* BEGIN *
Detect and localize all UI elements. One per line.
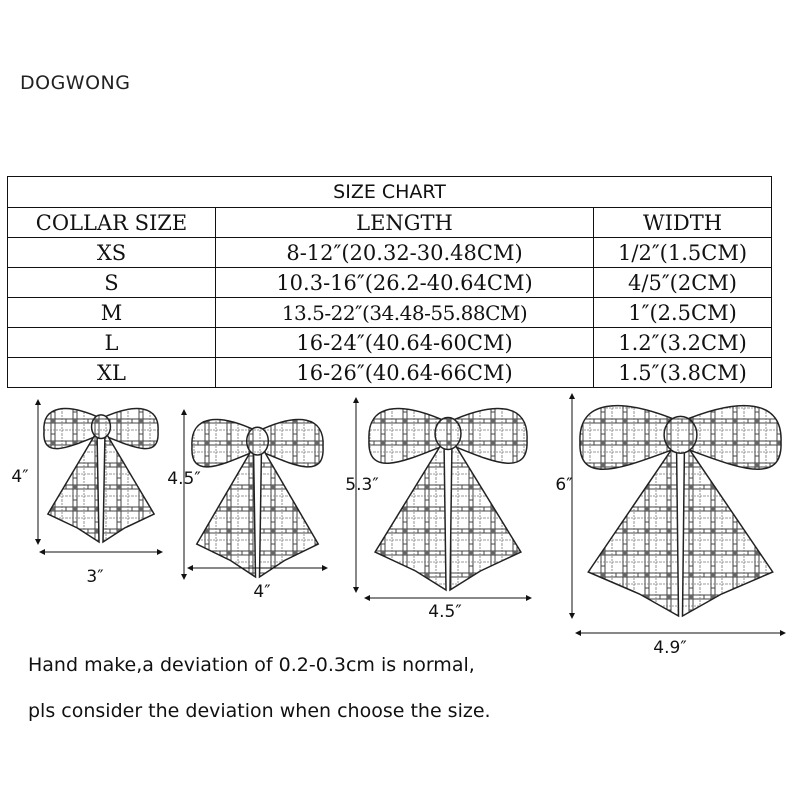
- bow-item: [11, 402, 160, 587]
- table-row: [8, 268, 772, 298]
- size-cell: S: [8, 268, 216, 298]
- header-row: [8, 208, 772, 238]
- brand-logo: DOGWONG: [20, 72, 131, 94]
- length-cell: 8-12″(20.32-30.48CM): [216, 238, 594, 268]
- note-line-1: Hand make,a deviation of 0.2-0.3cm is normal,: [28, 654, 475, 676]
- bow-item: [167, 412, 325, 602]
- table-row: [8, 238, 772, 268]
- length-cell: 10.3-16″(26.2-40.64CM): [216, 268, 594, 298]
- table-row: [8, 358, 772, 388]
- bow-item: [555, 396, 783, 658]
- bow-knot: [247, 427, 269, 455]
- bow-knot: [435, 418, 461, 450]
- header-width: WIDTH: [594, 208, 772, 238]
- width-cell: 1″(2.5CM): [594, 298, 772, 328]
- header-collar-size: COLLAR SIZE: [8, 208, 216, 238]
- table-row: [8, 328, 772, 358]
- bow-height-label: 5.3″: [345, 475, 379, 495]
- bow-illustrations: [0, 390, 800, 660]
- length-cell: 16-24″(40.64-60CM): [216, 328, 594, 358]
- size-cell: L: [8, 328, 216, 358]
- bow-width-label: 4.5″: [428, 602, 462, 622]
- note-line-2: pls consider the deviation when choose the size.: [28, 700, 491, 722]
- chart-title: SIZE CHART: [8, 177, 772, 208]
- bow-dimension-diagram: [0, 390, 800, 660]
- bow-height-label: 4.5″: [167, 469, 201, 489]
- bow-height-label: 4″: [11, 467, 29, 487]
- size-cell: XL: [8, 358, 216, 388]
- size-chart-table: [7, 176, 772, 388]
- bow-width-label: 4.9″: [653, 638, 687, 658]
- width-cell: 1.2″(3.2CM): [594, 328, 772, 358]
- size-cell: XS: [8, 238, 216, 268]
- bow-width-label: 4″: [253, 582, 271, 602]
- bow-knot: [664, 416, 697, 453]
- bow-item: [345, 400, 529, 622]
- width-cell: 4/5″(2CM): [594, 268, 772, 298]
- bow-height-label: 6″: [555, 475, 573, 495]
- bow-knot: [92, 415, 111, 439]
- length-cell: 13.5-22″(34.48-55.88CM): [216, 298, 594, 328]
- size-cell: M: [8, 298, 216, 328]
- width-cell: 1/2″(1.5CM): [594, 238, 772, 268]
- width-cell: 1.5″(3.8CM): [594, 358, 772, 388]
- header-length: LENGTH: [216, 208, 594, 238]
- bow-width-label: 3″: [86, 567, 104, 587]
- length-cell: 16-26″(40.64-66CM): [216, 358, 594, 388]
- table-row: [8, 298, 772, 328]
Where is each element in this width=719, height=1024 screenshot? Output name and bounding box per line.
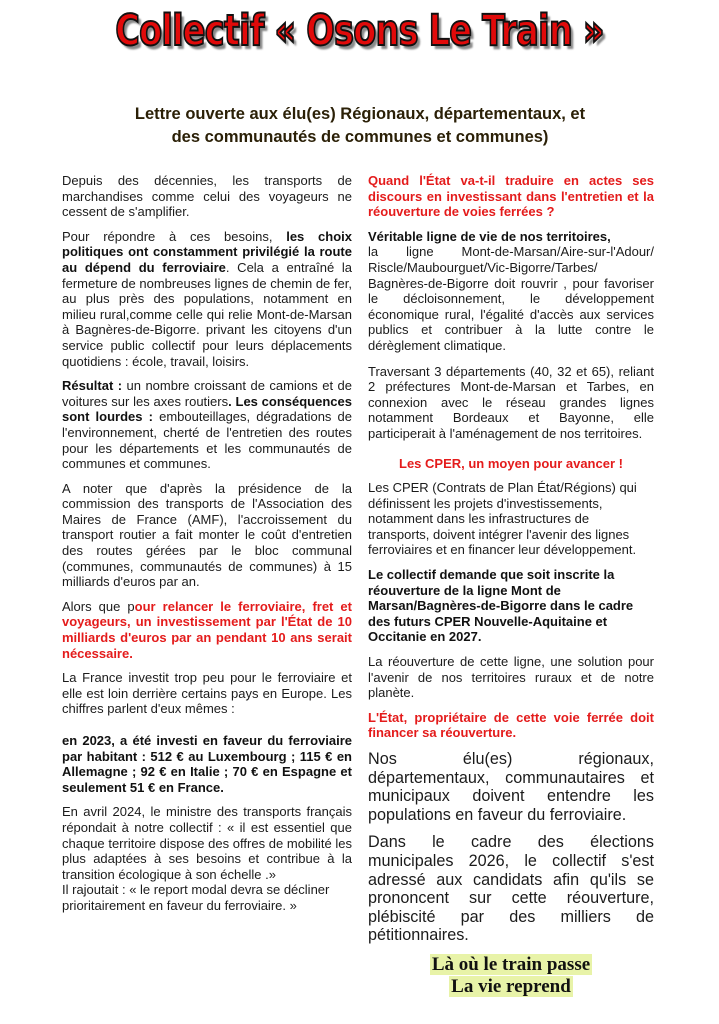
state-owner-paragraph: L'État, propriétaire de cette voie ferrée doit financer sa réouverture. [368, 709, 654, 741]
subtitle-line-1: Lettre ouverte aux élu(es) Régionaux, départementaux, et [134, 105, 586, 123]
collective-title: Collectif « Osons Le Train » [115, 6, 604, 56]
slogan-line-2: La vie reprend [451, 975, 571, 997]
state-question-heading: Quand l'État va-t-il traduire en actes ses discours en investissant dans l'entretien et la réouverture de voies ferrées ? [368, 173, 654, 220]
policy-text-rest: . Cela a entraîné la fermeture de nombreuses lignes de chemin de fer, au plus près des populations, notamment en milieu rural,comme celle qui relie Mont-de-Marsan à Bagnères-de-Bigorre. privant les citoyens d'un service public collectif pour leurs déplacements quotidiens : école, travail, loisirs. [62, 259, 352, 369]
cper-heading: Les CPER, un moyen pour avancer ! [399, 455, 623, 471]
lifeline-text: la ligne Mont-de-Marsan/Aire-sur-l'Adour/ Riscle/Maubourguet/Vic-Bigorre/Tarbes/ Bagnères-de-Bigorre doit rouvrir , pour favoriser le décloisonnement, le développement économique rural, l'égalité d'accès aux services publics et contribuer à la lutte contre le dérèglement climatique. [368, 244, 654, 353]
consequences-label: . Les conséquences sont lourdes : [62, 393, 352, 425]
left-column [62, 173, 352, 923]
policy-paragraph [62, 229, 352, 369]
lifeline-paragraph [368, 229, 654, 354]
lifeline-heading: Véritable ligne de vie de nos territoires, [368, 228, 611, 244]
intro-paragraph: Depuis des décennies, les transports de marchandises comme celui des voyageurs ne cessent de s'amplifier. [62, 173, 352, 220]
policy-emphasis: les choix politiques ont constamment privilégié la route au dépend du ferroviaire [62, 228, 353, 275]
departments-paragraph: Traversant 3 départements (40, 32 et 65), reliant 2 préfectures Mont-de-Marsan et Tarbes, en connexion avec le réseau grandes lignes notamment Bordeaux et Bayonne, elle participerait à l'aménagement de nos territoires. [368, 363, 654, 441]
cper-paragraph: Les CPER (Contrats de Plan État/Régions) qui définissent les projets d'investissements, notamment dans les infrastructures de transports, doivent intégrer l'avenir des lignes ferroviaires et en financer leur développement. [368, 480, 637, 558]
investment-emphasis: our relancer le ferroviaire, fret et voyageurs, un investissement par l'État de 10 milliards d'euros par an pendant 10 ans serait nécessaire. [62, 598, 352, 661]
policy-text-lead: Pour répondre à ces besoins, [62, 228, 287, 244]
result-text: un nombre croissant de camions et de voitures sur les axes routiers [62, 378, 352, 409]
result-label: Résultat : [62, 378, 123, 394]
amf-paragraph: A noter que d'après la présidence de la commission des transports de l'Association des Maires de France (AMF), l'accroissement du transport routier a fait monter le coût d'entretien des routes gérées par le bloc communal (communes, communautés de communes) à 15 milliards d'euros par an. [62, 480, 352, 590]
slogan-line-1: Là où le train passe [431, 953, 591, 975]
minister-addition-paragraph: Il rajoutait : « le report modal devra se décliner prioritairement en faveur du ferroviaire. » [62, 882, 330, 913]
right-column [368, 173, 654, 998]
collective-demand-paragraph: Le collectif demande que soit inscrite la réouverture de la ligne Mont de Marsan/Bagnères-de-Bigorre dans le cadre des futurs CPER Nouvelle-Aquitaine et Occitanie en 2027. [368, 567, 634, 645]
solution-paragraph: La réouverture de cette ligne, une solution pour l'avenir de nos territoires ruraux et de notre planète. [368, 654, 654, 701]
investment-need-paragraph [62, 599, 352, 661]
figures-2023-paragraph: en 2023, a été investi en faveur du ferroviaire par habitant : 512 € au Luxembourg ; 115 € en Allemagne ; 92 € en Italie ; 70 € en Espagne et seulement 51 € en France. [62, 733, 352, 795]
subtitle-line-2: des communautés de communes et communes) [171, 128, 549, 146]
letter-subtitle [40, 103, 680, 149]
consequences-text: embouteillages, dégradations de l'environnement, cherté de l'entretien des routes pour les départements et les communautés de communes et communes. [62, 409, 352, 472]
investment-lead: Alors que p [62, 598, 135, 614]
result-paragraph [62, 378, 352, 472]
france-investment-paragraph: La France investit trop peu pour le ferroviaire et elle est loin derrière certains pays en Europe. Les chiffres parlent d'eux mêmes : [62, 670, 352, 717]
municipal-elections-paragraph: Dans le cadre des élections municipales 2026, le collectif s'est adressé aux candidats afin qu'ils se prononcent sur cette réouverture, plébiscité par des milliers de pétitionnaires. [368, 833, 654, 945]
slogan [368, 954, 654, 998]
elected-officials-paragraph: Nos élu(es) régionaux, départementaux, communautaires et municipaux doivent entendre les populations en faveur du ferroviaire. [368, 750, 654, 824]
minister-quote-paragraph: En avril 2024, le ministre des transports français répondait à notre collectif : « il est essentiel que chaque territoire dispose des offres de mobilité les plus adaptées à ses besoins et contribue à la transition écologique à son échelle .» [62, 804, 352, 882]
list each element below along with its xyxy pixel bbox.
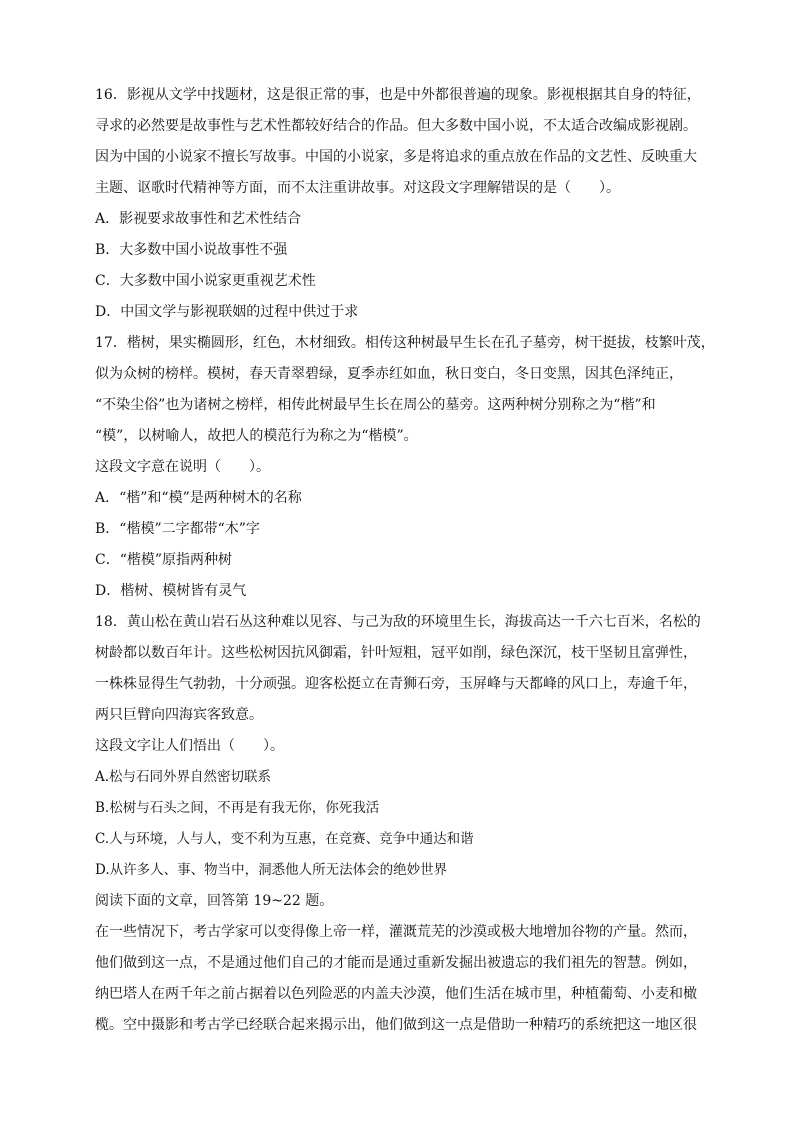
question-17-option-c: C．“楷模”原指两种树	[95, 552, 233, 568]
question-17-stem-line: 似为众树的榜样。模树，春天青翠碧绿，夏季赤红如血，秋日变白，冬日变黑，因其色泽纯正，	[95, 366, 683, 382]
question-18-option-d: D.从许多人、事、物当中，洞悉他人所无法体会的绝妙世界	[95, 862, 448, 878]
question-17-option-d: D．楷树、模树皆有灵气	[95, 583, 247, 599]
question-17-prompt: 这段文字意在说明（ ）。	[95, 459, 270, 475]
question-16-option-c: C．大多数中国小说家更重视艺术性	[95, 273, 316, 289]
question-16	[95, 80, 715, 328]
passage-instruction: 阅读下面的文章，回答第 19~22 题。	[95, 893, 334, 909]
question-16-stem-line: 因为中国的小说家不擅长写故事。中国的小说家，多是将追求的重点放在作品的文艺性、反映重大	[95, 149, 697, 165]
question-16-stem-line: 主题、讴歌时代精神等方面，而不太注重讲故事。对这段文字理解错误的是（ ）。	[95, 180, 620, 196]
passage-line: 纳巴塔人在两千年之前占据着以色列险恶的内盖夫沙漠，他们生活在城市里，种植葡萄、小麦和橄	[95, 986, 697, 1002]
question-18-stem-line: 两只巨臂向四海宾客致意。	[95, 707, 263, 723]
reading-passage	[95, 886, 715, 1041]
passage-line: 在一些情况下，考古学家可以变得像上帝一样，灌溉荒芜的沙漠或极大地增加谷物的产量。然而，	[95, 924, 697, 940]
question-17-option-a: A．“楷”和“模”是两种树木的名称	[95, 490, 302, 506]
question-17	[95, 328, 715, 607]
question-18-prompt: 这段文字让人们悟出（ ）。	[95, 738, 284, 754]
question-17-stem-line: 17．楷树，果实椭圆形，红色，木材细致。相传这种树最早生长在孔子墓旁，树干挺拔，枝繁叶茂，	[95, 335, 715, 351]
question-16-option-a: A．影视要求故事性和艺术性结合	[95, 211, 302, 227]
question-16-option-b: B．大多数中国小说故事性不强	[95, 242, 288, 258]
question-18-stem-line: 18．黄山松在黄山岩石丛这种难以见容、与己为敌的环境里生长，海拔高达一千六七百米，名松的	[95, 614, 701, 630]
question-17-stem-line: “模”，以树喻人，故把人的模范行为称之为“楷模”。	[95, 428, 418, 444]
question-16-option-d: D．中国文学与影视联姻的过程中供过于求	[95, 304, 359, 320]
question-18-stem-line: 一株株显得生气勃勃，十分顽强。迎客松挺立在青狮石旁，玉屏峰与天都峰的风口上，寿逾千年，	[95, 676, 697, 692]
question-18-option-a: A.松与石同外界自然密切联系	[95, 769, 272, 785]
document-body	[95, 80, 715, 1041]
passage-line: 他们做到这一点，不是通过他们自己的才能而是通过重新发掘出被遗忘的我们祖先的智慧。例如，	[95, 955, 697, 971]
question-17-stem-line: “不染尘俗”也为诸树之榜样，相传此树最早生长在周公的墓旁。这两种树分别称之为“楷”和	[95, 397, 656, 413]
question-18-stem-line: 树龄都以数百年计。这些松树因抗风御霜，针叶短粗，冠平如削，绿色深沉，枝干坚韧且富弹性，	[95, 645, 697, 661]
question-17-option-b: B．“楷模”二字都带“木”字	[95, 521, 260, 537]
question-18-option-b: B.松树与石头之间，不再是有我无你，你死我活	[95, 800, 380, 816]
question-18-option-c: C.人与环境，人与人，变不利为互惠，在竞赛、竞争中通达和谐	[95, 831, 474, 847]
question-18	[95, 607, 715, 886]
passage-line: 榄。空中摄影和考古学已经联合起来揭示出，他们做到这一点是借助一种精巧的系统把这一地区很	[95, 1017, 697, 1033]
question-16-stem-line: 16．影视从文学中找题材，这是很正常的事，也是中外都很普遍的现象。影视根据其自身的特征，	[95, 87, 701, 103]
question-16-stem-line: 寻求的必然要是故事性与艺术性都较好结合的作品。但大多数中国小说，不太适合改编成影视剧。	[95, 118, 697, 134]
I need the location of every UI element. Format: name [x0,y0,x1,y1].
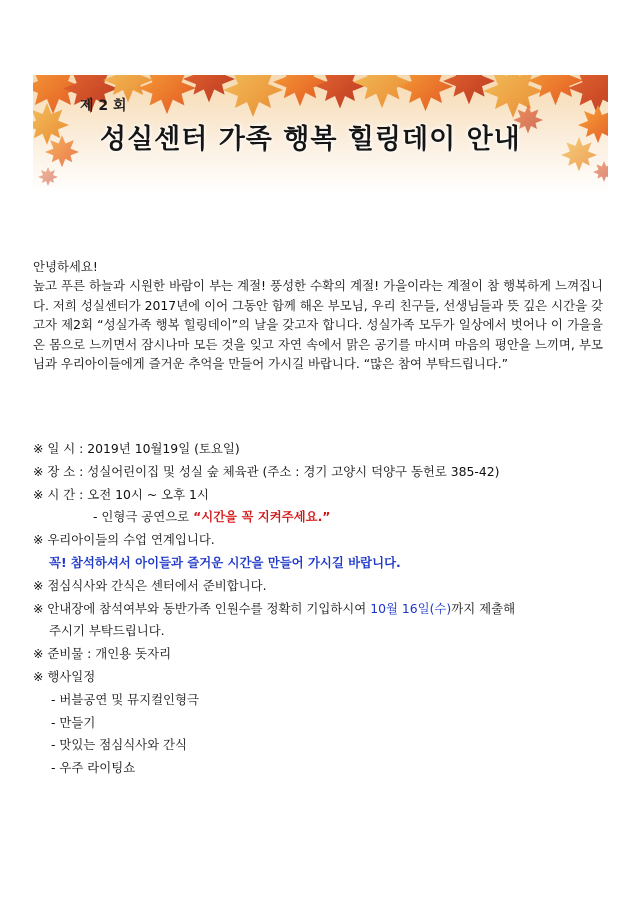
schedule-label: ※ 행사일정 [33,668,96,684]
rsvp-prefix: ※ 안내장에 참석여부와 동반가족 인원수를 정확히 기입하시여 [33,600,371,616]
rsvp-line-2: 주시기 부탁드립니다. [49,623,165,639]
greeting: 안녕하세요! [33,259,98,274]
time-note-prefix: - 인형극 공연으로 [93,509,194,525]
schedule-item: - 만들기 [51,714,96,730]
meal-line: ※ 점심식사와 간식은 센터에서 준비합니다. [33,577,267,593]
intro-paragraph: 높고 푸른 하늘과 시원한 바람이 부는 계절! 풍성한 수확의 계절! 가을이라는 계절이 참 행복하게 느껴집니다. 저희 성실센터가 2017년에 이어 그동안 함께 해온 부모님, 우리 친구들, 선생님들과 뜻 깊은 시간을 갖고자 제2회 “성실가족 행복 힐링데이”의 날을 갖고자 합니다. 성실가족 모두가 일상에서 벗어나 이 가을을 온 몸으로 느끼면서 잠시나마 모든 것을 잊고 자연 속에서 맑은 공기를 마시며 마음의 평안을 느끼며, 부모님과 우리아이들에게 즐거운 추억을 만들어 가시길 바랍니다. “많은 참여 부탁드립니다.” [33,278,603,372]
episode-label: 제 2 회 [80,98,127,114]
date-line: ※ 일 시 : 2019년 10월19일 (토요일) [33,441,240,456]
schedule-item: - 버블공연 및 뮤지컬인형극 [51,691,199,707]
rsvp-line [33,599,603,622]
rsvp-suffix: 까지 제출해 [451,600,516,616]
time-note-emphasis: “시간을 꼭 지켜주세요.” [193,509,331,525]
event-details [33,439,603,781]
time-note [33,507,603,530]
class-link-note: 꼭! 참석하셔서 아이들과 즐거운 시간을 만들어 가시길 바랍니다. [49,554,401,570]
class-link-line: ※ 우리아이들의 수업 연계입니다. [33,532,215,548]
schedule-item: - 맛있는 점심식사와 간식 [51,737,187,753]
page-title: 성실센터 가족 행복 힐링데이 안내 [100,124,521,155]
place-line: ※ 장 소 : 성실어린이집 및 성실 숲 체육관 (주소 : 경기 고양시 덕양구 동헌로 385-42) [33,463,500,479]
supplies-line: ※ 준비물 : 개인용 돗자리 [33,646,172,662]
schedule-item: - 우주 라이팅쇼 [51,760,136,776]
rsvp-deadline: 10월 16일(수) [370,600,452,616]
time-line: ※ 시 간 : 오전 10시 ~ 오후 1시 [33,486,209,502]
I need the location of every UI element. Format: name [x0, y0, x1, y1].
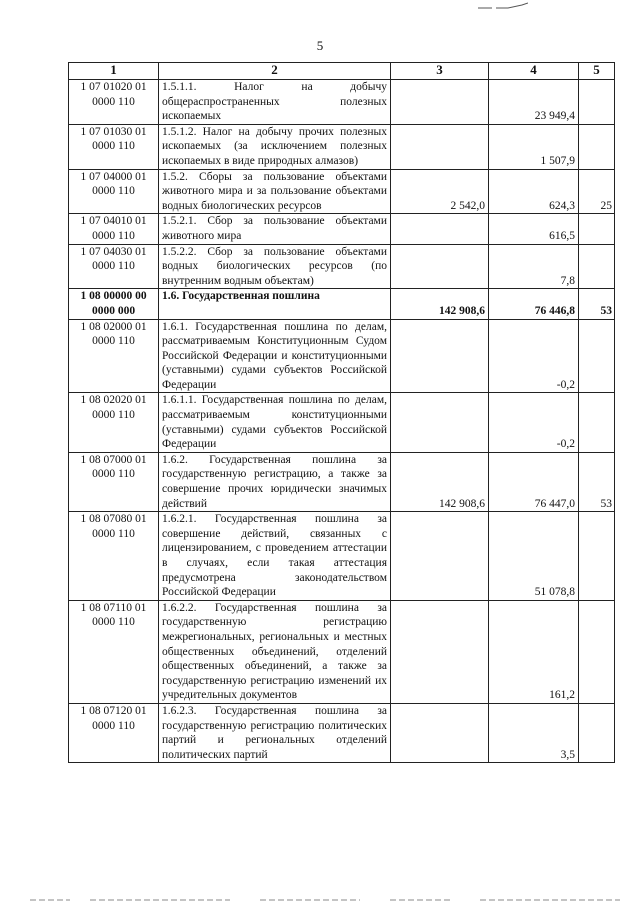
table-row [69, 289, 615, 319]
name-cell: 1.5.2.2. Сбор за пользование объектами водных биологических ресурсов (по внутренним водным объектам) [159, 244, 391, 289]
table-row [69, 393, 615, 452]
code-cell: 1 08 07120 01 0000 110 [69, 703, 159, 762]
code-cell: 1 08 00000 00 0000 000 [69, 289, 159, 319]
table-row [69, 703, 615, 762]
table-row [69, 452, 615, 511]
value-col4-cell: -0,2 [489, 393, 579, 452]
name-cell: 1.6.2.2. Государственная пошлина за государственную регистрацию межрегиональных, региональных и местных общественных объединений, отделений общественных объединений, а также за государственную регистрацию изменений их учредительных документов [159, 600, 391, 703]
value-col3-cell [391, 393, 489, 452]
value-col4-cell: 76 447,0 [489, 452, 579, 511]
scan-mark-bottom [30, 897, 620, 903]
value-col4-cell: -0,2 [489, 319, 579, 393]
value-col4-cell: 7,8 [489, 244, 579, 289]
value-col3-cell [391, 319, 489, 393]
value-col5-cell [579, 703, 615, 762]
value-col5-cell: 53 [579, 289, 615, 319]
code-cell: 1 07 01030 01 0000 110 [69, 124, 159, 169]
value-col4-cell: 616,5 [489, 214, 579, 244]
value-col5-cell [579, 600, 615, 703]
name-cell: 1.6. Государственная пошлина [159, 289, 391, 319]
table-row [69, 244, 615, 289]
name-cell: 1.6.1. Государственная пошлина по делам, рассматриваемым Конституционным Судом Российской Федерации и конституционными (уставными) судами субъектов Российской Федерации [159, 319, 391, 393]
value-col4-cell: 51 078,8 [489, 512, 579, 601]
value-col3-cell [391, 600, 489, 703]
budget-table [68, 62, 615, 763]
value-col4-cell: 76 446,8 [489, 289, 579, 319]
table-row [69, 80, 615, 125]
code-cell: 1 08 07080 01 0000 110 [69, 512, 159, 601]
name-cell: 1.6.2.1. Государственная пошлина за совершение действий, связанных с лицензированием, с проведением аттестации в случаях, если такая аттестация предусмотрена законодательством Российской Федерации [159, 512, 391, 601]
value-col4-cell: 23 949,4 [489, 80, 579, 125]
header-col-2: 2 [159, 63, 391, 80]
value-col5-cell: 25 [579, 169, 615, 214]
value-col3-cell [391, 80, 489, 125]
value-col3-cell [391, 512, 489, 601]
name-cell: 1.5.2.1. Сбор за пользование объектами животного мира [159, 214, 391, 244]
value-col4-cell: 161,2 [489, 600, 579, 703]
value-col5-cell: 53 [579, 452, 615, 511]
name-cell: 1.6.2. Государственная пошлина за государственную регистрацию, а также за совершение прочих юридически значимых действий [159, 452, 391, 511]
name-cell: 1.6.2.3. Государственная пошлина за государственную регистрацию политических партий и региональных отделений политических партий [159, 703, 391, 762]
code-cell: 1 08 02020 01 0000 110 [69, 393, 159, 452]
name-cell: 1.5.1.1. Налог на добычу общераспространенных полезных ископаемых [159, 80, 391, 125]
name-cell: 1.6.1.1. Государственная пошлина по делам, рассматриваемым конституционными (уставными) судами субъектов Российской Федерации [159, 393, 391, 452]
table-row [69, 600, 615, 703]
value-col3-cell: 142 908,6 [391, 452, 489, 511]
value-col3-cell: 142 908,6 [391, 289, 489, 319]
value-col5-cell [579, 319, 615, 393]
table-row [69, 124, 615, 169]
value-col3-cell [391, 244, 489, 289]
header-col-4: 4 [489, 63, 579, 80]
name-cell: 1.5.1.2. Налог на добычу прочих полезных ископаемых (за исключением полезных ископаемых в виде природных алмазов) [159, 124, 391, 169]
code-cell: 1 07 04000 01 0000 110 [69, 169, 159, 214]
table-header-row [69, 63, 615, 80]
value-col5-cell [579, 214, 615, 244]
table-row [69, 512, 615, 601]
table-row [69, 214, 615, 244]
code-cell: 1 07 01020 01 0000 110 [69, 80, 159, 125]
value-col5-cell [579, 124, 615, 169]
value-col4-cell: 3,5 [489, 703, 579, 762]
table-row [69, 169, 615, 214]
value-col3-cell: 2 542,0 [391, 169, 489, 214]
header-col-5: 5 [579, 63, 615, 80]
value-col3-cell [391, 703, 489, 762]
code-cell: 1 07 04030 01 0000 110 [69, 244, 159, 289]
* END *
Lay out everything from the line containing "state-owner-paragraph: L'État, propriétaire" down to the line containing "cper-heading: Les CPER, un", both included, as a Markdown table with the columns Row and Text. Number each line in Row and leave out any blank lines.

| Row | Text |
|---|---|
| 1 | state-owner-paragraph: L'État, propriétaire de cette voie ferrée doit financer sa réouverture. [368, 709, 654, 741] |
| 2 | subtitle-line-1: Lettre ouverte aux élu(es) Régionaux, départementaux, et [134, 105, 586, 123] |
| 3 | collective-title: Collectif « Osons Le Train » [115, 6, 604, 56] |
| 4 | slogan-line-2: La vie reprend [451, 975, 571, 997] |
| 5 | state-question-heading: Quand l'État va-t-il traduire en actes ses discours en investissant dans l'entretien et la réouverture de voies ferrées ? [368, 173, 654, 220] |
| 6 | policy-text-rest: . Cela a entraîné la fermeture de nombreuses lignes de chemin de fer, au plus près des populations, notamment en milieu rural,comme celle qui relie Mont-de-Marsan à Bagnères-de-Bigorre. privant les citoyens d'un service public collectif pour leurs déplacements quotidiens : école, travail, loisirs. [62, 259, 352, 369] |
| 7 | cper-heading: Les CPER, un moyen pour avancer ! [399, 455, 623, 471] |